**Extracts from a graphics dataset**
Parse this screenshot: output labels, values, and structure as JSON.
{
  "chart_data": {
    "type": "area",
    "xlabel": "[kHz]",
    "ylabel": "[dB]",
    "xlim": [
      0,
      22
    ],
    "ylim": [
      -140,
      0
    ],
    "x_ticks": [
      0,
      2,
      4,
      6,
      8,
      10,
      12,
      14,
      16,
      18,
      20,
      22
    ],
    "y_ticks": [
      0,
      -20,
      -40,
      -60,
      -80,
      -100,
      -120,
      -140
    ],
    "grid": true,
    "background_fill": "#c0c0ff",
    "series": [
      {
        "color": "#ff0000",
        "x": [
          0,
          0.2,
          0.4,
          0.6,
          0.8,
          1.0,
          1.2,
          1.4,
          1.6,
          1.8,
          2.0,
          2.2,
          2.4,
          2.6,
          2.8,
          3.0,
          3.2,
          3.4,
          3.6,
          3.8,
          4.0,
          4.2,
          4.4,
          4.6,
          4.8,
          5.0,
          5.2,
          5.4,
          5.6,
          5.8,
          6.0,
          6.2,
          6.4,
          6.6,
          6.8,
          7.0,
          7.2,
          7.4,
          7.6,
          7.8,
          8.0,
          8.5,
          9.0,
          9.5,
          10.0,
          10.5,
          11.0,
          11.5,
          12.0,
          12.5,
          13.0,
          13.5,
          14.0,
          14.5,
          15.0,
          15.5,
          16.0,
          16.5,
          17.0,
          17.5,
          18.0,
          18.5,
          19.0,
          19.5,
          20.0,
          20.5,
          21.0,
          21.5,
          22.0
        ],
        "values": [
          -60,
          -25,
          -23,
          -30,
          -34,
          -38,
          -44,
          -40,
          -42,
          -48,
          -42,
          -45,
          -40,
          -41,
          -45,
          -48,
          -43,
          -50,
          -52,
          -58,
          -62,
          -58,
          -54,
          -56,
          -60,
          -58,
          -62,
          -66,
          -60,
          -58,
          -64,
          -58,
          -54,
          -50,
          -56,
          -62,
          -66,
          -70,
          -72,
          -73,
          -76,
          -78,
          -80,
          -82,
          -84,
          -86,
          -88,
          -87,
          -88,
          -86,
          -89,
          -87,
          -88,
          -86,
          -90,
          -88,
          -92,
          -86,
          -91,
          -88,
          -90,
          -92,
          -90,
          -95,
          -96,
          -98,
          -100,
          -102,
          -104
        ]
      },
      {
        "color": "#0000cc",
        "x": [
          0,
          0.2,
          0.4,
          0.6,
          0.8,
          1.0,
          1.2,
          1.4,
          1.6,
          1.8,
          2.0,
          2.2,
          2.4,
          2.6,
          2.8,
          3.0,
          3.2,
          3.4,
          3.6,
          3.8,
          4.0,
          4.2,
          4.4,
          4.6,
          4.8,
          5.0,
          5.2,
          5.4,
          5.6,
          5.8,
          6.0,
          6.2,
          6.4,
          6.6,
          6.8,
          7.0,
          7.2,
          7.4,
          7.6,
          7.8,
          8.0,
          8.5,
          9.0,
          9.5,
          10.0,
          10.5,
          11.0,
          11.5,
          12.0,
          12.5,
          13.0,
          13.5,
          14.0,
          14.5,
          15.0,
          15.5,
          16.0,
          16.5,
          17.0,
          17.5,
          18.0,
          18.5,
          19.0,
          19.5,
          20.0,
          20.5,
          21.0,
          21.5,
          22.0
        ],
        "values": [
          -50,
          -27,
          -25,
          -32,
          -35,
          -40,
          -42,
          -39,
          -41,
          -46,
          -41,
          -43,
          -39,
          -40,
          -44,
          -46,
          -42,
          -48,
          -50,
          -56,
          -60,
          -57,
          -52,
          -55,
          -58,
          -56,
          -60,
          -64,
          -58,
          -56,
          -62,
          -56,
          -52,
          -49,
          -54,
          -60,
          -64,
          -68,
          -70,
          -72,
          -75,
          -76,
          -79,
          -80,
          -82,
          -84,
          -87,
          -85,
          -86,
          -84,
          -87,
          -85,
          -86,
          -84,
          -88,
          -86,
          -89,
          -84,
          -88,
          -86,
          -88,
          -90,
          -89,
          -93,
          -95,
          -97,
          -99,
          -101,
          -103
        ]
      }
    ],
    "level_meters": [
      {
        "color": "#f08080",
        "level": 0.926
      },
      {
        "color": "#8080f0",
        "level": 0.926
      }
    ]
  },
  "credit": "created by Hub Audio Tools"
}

**EXERCISE AIM**
Give back the data above exactly as it appears.

**RESPONSE TO THE TASK**
Parse this screenshot: output labels, values, and structure as JSON.
{
  "chart_data": {
    "type": "area",
    "xlabel": "[kHz]",
    "ylabel": "[dB]",
    "xlim": [
      0,
      22
    ],
    "ylim": [
      -140,
      0
    ],
    "x_ticks": [
      0,
      2,
      4,
      6,
      8,
      10,
      12,
      14,
      16,
      18,
      20,
      22
    ],
    "y_ticks": [
      0,
      -20,
      -40,
      -60,
      -80,
      -100,
      -120,
      -140
    ],
    "grid": true,
    "background_fill": "#c0c0ff",
    "series": [
      {
        "color": "#ff0000",
        "x": [
          0,
          0.2,
          0.4,
          0.6,
          0.8,
          1.0,
          1.2,
          1.4,
          1.6,
          1.8,
          2.0,
          2.2,
          2.4,
          2.6,
          2.8,
          3.0,
          3.2,
          3.4,
          3.6,
          3.8,
          4.0,
          4.2,
          4.4,
          4.6,
          4.8,
          5.0,
          5.2,
          5.4,
          5.6,
          5.8,
          6.0,
          6.2,
          6.4,
          6.6,
          6.8,
          7.0,
          7.2,
          7.4,
          7.6,
          7.8,
          8.0,
          8.5,
          9.0,
          9.5,
          10.0,
          10.5,
          11.0,
          11.5,
          12.0,
          12.5,
          13.0,
          13.5,
          14.0,
          14.5,
          15.0,
          15.5,
          16.0,
          16.5,
          17.0,
          17.5,
          18.0,
          18.5,
          19.0,
          19.5,
          20.0,
          20.5,
          21.0,
          21.5,
          22.0
        ],
        "values": [
          -60,
          -25,
          -23,
          -30,
          -34,
          -38,
          -44,
          -40,
          -42,
          -48,
          -42,
          -45,
          -40,
          -41,
          -45,
          -48,
          -43,
          -50,
          -52,
          -58,
          -62,
          -58,
          -54,
          -56,
          -60,
          -58,
          -62,
          -66,
          -60,
          -58,
          -64,
          -58,
          -54,
          -50,
          -56,
          -62,
          -66,
          -70,
          -72,
          -73,
          -76,
          -78,
          -80,
          -82,
          -84,
          -86,
          -88,
          -87,
          -88,
          -86,
          -89,
          -87,
          -88,
          -86,
          -90,
          -88,
          -92,
          -86,
          -91,
          -88,
          -90,
          -92,
          -90,
          -95,
          -96,
          -98,
          -100,
          -102,
          -104
        ]
      },
      {
        "color": "#0000cc",
        "x": [
          0,
          0.2,
          0.4,
          0.6,
          0.8,
          1.0,
          1.2,
          1.4,
          1.6,
          1.8,
          2.0,
          2.2,
          2.4,
          2.6,
          2.8,
          3.0,
          3.2,
          3.4,
          3.6,
          3.8,
          4.0,
          4.2,
          4.4,
          4.6,
          4.8,
          5.0,
          5.2,
          5.4,
          5.6,
          5.8,
          6.0,
          6.2,
          6.4,
          6.6,
          6.8,
          7.0,
          7.2,
          7.4,
          7.6,
          7.8,
          8.0,
          8.5,
          9.0,
          9.5,
          10.0,
          10.5,
          11.0,
          11.5,
          12.0,
          12.5,
          13.0,
          13.5,
          14.0,
          14.5,
          15.0,
          15.5,
          16.0,
          16.5,
          17.0,
          17.5,
          18.0,
          18.5,
          19.0,
          19.5,
          20.0,
          20.5,
          21.0,
          21.5,
          22.0
        ],
        "values": [
          -50,
          -27,
          -25,
          -32,
          -35,
          -40,
          -42,
          -39,
          -41,
          -46,
          -41,
          -43,
          -39,
          -40,
          -44,
          -46,
          -42,
          -48,
          -50,
          -56,
          -60,
          -57,
          -52,
          -55,
          -58,
          -56,
          -60,
          -64,
          -58,
          -56,
          -62,
          -56,
          -52,
          -49,
          -54,
          -60,
          -64,
          -68,
          -70,
          -72,
          -75,
          -76,
          -79,
          -80,
          -82,
          -84,
          -87,
          -85,
          -86,
          -84,
          -87,
          -85,
          -86,
          -84,
          -88,
          -86,
          -89,
          -84,
          -88,
          -86,
          -88,
          -90,
          -89,
          -93,
          -95,
          -97,
          -99,
          -101,
          -103
        ]
      }
    ],
    "level_meters": [
      {
        "color": "#f08080",
        "level": 0.926
      },
      {
        "color": "#8080f0",
        "level": 0.926
      }
    ]
  },
  "credit": "created by Hub Audio Tools"
}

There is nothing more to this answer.